Reproduce every line of the items below word for word, but leave the pictures out.
◇ ◇ ◇
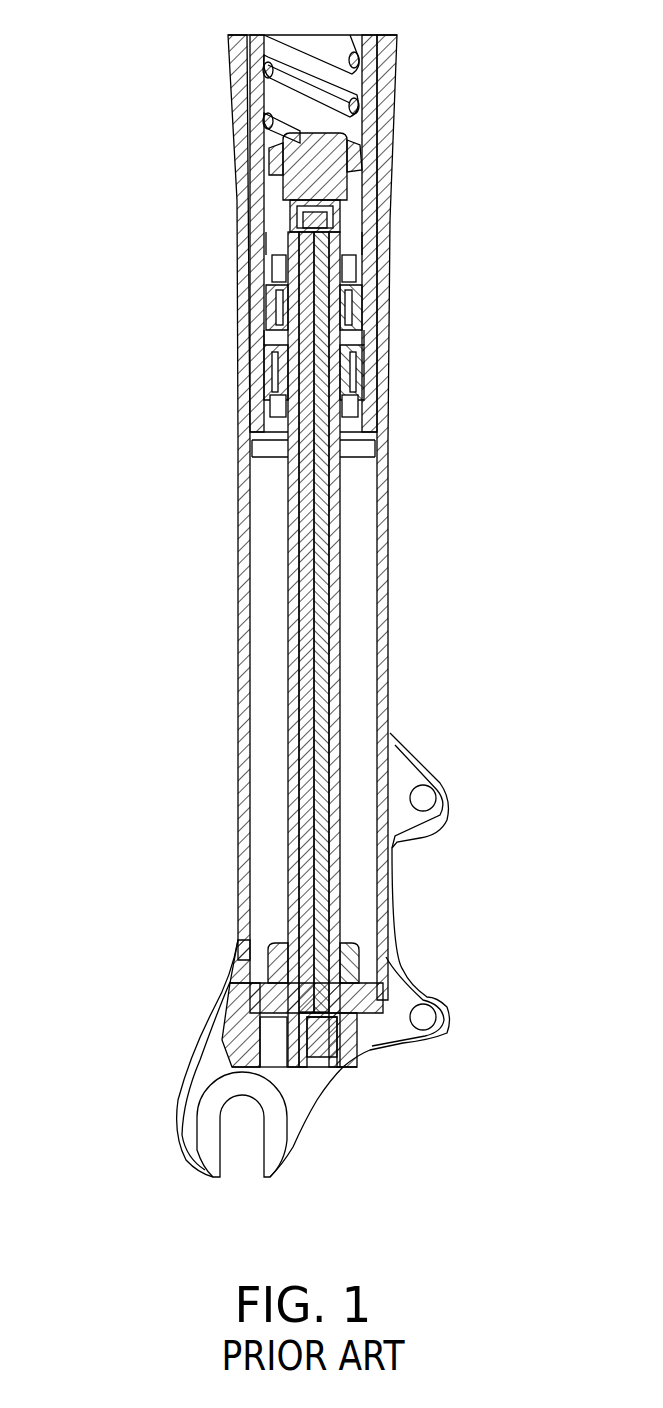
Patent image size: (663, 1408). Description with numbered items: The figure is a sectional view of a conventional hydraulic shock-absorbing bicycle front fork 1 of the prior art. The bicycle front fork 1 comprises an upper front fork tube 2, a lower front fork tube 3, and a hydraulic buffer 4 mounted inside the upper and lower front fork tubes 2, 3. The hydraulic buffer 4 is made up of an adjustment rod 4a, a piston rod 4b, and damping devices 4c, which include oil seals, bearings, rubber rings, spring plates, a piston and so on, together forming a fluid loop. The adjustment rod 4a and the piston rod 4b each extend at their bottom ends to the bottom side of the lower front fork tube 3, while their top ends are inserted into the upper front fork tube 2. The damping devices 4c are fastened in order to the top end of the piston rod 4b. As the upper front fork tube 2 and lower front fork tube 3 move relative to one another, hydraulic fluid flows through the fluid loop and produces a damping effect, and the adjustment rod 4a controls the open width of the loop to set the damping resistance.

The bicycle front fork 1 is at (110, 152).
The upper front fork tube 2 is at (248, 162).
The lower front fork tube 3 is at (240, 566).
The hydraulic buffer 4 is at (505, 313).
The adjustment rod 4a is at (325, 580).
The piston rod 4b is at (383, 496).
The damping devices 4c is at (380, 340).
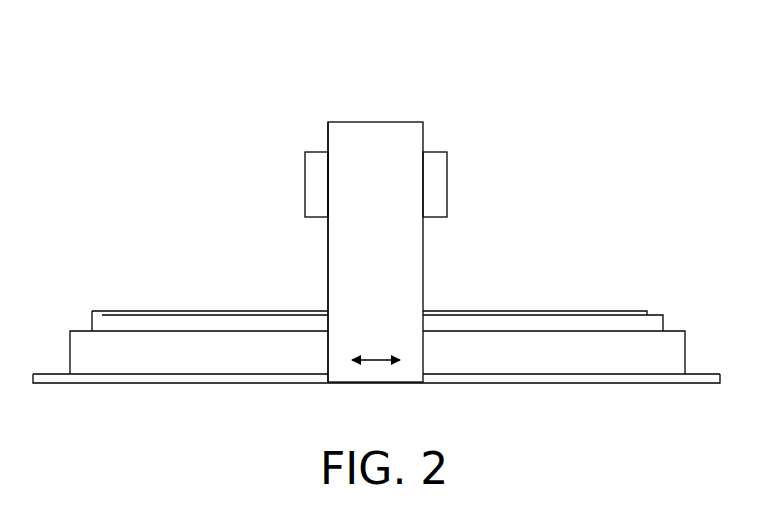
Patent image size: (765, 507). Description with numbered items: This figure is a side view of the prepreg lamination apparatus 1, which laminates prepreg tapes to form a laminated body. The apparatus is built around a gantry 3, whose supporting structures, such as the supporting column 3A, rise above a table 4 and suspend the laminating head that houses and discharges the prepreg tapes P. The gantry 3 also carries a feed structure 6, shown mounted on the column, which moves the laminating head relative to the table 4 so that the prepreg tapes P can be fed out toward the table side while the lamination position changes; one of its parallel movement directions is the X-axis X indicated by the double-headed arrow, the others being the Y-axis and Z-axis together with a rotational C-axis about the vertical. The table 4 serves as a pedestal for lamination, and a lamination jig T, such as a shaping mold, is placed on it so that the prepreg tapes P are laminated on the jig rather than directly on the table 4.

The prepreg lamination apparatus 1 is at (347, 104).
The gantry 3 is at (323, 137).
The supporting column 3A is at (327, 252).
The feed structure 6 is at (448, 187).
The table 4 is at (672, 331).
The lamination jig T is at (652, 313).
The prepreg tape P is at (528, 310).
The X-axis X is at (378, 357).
◇ ◇ ◇
Exercise solution:
Patent image size: (663, 1408). Description with numbered items: The figure is a sectional view of a conventional hydraulic shock-absorbing bicycle front fork 1 of the prior art. The bicycle front fork 1 comprises an upper front fork tube 2, a lower front fork tube 3, and a hydraulic buffer 4 mounted inside the upper and lower front fork tubes 2, 3. The hydraulic buffer 4 is made up of an adjustment rod 4a, a piston rod 4b, and damping devices 4c, which include oil seals, bearings, rubber rings, spring plates, a piston and so on, together forming a fluid loop. The adjustment rod 4a and the piston rod 4b each extend at their bottom ends to the bottom side of the lower front fork tube 3, while their top ends are inserted into the upper front fork tube 2. The damping devices 4c are fastened in order to the top end of the piston rod 4b. As the upper front fork tube 2 and lower front fork tube 3 move relative to one another, hydraulic fluid flows through the fluid loop and produces a damping effect, and the adjustment rod 4a controls the open width of the loop to set the damping resistance.

The bicycle front fork 1 is at (110, 152).
The upper front fork tube 2 is at (248, 162).
The lower front fork tube 3 is at (240, 566).
The hydraulic buffer 4 is at (505, 313).
The adjustment rod 4a is at (325, 580).
The piston rod 4b is at (383, 496).
The damping devices 4c is at (380, 340).
Patent image size: (765, 507). Description with numbered items: This figure is a side view of the prepreg lamination apparatus 1, which laminates prepreg tapes to form a laminated body. The apparatus is built around a gantry 3, whose supporting structures, such as the supporting column 3A, rise above a table 4 and suspend the laminating head that houses and discharges the prepreg tapes P. The gantry 3 also carries a feed structure 6, shown mounted on the column, which moves the laminating head relative to the table 4 so that the prepreg tapes P can be fed out toward the table side while the lamination position changes; one of its parallel movement directions is the X-axis X indicated by the double-headed arrow, the others being the Y-axis and Z-axis together with a rotational C-axis about the vertical. The table 4 serves as a pedestal for lamination, and a lamination jig T, such as a shaping mold, is placed on it so that the prepreg tapes P are laminated on the jig rather than directly on the table 4.

The prepreg lamination apparatus 1 is at (347, 104).
The gantry 3 is at (323, 137).
The supporting column 3A is at (327, 252).
The feed structure 6 is at (448, 187).
The table 4 is at (672, 331).
The lamination jig T is at (652, 313).
The prepreg tape P is at (528, 310).
The X-axis X is at (378, 357).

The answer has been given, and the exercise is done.